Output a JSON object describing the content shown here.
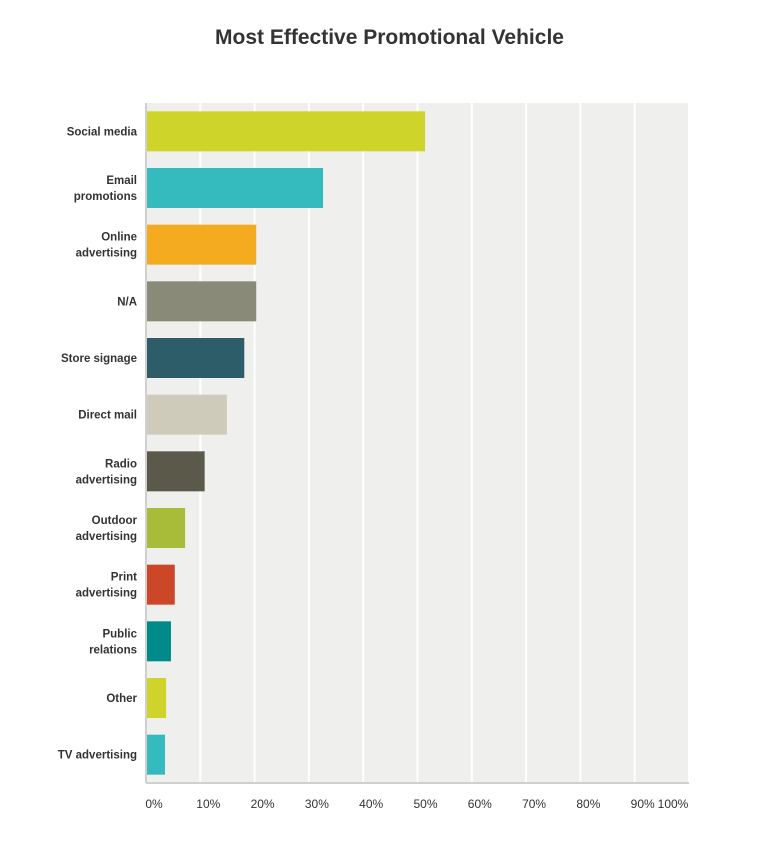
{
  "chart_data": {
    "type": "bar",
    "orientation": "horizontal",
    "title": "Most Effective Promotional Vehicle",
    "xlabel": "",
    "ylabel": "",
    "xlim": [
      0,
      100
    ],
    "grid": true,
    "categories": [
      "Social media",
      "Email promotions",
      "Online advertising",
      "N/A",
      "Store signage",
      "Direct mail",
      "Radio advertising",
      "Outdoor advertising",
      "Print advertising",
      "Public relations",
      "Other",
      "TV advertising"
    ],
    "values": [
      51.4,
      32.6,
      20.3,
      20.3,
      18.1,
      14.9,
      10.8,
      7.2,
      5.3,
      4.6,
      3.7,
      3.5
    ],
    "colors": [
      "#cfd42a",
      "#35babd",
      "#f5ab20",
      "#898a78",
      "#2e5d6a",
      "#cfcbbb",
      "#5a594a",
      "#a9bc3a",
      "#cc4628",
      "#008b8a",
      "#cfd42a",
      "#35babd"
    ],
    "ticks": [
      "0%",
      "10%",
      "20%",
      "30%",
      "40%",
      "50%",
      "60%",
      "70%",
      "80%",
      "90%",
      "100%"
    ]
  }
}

--------------------------------------------------

_SHORT TASK_:
Print every entry above again without changing a word, and omit the pictures.

_OUTPUT_:
Output a JSON object describing the content shown here.
{
  "chart_data": {
    "type": "bar",
    "orientation": "horizontal",
    "title": "Most Effective Promotional Vehicle",
    "xlabel": "",
    "ylabel": "",
    "xlim": [
      0,
      100
    ],
    "grid": true,
    "categories": [
      "Social media",
      "Email promotions",
      "Online advertising",
      "N/A",
      "Store signage",
      "Direct mail",
      "Radio advertising",
      "Outdoor advertising",
      "Print advertising",
      "Public relations",
      "Other",
      "TV advertising"
    ],
    "values": [
      51.4,
      32.6,
      20.3,
      20.3,
      18.1,
      14.9,
      10.8,
      7.2,
      5.3,
      4.6,
      3.7,
      3.5
    ],
    "colors": [
      "#cfd42a",
      "#35babd",
      "#f5ab20",
      "#898a78",
      "#2e5d6a",
      "#cfcbbb",
      "#5a594a",
      "#a9bc3a",
      "#cc4628",
      "#008b8a",
      "#cfd42a",
      "#35babd"
    ],
    "ticks": [
      "0%",
      "10%",
      "20%",
      "30%",
      "40%",
      "50%",
      "60%",
      "70%",
      "80%",
      "90%",
      "100%"
    ]
  }
}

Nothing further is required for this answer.